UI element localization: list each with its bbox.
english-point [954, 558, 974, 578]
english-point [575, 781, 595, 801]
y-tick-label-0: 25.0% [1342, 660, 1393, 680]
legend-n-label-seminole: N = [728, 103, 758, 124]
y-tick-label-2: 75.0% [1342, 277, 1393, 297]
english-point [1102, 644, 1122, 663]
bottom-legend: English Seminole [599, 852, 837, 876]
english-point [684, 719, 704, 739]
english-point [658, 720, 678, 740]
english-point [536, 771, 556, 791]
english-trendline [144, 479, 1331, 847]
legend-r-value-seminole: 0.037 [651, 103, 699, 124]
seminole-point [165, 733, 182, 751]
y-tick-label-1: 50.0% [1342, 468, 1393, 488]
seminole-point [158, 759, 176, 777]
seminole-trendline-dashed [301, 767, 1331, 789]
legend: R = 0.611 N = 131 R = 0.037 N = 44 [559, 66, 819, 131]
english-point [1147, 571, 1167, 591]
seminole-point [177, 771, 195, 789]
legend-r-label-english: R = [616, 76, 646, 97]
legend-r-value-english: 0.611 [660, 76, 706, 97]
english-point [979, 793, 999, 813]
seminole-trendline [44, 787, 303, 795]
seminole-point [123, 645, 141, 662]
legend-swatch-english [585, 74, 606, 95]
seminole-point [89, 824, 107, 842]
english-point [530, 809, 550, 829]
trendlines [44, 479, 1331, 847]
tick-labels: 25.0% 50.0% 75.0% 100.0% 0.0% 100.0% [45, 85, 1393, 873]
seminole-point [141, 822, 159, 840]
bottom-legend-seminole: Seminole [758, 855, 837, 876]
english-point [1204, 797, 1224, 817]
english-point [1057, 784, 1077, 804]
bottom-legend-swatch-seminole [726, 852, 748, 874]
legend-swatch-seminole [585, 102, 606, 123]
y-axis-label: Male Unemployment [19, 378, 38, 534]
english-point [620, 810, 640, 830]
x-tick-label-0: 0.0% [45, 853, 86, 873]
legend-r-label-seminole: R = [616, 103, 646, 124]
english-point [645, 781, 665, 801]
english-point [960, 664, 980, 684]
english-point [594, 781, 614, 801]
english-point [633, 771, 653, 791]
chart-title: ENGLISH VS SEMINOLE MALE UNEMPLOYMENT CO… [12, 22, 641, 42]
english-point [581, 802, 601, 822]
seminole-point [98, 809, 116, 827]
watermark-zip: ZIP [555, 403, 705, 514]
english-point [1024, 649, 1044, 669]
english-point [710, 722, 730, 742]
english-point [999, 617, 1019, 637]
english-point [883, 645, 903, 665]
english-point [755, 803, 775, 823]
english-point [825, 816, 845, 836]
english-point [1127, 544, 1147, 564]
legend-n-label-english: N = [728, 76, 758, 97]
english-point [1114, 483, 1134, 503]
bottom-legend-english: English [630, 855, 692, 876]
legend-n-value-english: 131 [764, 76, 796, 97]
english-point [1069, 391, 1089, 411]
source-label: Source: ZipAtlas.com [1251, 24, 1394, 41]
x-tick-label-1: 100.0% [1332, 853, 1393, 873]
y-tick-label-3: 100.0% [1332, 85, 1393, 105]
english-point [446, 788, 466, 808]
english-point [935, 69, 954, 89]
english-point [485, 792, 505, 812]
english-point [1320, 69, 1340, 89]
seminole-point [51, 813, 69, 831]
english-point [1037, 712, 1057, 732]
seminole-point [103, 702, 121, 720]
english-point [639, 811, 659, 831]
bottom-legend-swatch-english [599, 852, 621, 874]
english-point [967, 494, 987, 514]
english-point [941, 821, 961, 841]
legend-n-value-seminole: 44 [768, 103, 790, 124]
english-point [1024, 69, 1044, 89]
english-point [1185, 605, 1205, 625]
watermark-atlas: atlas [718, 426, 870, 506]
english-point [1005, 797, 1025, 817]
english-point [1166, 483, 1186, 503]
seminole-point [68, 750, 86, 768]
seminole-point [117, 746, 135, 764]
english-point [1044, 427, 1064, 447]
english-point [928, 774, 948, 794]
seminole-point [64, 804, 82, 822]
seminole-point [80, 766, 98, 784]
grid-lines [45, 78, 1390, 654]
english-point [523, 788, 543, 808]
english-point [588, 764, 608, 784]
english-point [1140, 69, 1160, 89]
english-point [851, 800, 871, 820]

______________________________

> [Exercise goal]: Quote these lines verbatim.

> [Completed exercise]:
UI element localization: list each with its bbox.
english-point [954, 558, 974, 578]
english-point [575, 781, 595, 801]
y-tick-label-0: 25.0% [1342, 660, 1393, 680]
legend-n-label-seminole: N = [728, 103, 758, 124]
y-tick-label-2: 75.0% [1342, 277, 1393, 297]
english-point [1102, 644, 1122, 663]
bottom-legend: English Seminole [599, 852, 837, 876]
english-point [684, 719, 704, 739]
english-point [658, 720, 678, 740]
english-point [536, 771, 556, 791]
english-trendline [144, 479, 1331, 847]
legend-r-value-seminole: 0.037 [651, 103, 699, 124]
seminole-point [165, 733, 182, 751]
y-tick-label-1: 50.0% [1342, 468, 1393, 488]
seminole-point [158, 759, 176, 777]
seminole-trendline-dashed [301, 767, 1331, 789]
legend: R = 0.611 N = 131 R = 0.037 N = 44 [559, 66, 819, 131]
english-point [1147, 571, 1167, 591]
seminole-point [177, 771, 195, 789]
legend-r-label-english: R = [616, 76, 646, 97]
legend-r-value-english: 0.611 [660, 76, 706, 97]
english-point [979, 793, 999, 813]
seminole-trendline [44, 787, 303, 795]
seminole-point [123, 645, 141, 662]
legend-swatch-english [585, 74, 606, 95]
seminole-point [89, 824, 107, 842]
english-point [530, 809, 550, 829]
trendlines [44, 479, 1331, 847]
tick-labels: 25.0% 50.0% 75.0% 100.0% 0.0% 100.0% [45, 85, 1393, 873]
seminole-point [141, 822, 159, 840]
bottom-legend-seminole: Seminole [758, 855, 837, 876]
english-point [1204, 797, 1224, 817]
english-point [1057, 784, 1077, 804]
bottom-legend-swatch-seminole [726, 852, 748, 874]
legend-swatch-seminole [585, 102, 606, 123]
y-axis-label: Male Unemployment [19, 378, 38, 534]
english-point [620, 810, 640, 830]
x-tick-label-0: 0.0% [45, 853, 86, 873]
legend-r-label-seminole: R = [616, 103, 646, 124]
english-point [645, 781, 665, 801]
english-point [960, 664, 980, 684]
english-point [594, 781, 614, 801]
english-point [633, 771, 653, 791]
chart-title: ENGLISH VS SEMINOLE MALE UNEMPLOYMENT CO… [12, 22, 641, 42]
english-point [581, 802, 601, 822]
seminole-point [98, 809, 116, 827]
watermark-zip: ZIP [555, 403, 705, 514]
english-point [1024, 649, 1044, 669]
english-point [710, 722, 730, 742]
english-point [999, 617, 1019, 637]
english-point [883, 645, 903, 665]
english-point [755, 803, 775, 823]
english-point [825, 816, 845, 836]
english-point [1127, 544, 1147, 564]
legend-n-label-english: N = [728, 76, 758, 97]
english-point [1114, 483, 1134, 503]
bottom-legend-english: English [630, 855, 692, 876]
legend-n-value-english: 131 [764, 76, 796, 97]
english-point [1069, 391, 1089, 411]
source-label: Source: ZipAtlas.com [1251, 24, 1394, 41]
x-tick-label-1: 100.0% [1332, 853, 1393, 873]
y-tick-label-3: 100.0% [1332, 85, 1393, 105]
english-point [446, 788, 466, 808]
english-point [935, 69, 954, 89]
english-point [485, 792, 505, 812]
english-point [1320, 69, 1340, 89]
seminole-point [51, 813, 69, 831]
english-point [1037, 712, 1057, 732]
seminole-point [103, 702, 121, 720]
english-point [639, 811, 659, 831]
bottom-legend-swatch-english [599, 852, 621, 874]
english-point [967, 494, 987, 514]
english-point [941, 821, 961, 841]
legend-n-value-seminole: 44 [768, 103, 790, 124]
english-point [1024, 69, 1044, 89]
english-point [1185, 605, 1205, 625]
watermark-atlas: atlas [718, 426, 870, 506]
english-point [1005, 797, 1025, 817]
english-point [1166, 483, 1186, 503]
seminole-point [68, 750, 86, 768]
seminole-point [117, 746, 135, 764]
english-point [1044, 427, 1064, 447]
english-point [928, 774, 948, 794]
seminole-point [64, 804, 82, 822]
seminole-point [80, 766, 98, 784]
grid-lines [45, 78, 1390, 654]
english-point [523, 788, 543, 808]
english-point [588, 764, 608, 784]
english-point [1140, 69, 1160, 89]
english-point [851, 800, 871, 820]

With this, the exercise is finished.